Required work: Give back all the data exactly, line by line.

* start *

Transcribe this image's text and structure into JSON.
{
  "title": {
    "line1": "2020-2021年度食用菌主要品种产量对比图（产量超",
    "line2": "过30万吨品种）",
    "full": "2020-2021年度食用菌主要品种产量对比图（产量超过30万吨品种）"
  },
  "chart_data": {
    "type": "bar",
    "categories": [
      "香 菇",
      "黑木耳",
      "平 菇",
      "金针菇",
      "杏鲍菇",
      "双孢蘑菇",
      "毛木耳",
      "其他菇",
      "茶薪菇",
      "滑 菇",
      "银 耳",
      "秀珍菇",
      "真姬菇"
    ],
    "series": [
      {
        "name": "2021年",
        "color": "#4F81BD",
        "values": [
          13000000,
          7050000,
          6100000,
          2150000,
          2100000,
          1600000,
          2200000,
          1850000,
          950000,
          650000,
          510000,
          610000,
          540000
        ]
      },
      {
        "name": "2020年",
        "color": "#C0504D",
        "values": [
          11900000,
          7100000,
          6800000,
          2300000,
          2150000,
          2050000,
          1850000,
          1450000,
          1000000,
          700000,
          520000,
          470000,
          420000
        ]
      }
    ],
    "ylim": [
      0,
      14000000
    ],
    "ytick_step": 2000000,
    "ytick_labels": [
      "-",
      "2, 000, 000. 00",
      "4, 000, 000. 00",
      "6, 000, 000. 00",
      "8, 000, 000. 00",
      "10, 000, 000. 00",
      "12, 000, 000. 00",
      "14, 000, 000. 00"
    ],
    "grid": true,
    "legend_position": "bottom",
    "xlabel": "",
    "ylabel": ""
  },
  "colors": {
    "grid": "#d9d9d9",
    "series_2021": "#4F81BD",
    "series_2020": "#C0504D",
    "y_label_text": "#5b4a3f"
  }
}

* end *

Written answer:
Transcribe this image's text and structure into JSON.
{
  "title": {
    "line1": "2020-2021年度食用菌主要品种产量对比图（产量超",
    "line2": "过30万吨品种）",
    "full": "2020-2021年度食用菌主要品种产量对比图（产量超过30万吨品种）"
  },
  "chart_data": {
    "type": "bar",
    "categories": [
      "香 菇",
      "黑木耳",
      "平 菇",
      "金针菇",
      "杏鲍菇",
      "双孢蘑菇",
      "毛木耳",
      "其他菇",
      "茶薪菇",
      "滑 菇",
      "银 耳",
      "秀珍菇",
      "真姬菇"
    ],
    "series": [
      {
        "name": "2021年",
        "color": "#4F81BD",
        "values": [
          13000000,
          7050000,
          6100000,
          2150000,
          2100000,
          1600000,
          2200000,
          1850000,
          950000,
          650000,
          510000,
          610000,
          540000
        ]
      },
      {
        "name": "2020年",
        "color": "#C0504D",
        "values": [
          11900000,
          7100000,
          6800000,
          2300000,
          2150000,
          2050000,
          1850000,
          1450000,
          1000000,
          700000,
          520000,
          470000,
          420000
        ]
      }
    ],
    "ylim": [
      0,
      14000000
    ],
    "ytick_step": 2000000,
    "ytick_labels": [
      "-",
      "2, 000, 000. 00",
      "4, 000, 000. 00",
      "6, 000, 000. 00",
      "8, 000, 000. 00",
      "10, 000, 000. 00",
      "12, 000, 000. 00",
      "14, 000, 000. 00"
    ],
    "grid": true,
    "legend_position": "bottom",
    "xlabel": "",
    "ylabel": ""
  },
  "colors": {
    "grid": "#d9d9d9",
    "series_2021": "#4F81BD",
    "series_2020": "#C0504D",
    "y_label_text": "#5b4a3f"
  }
}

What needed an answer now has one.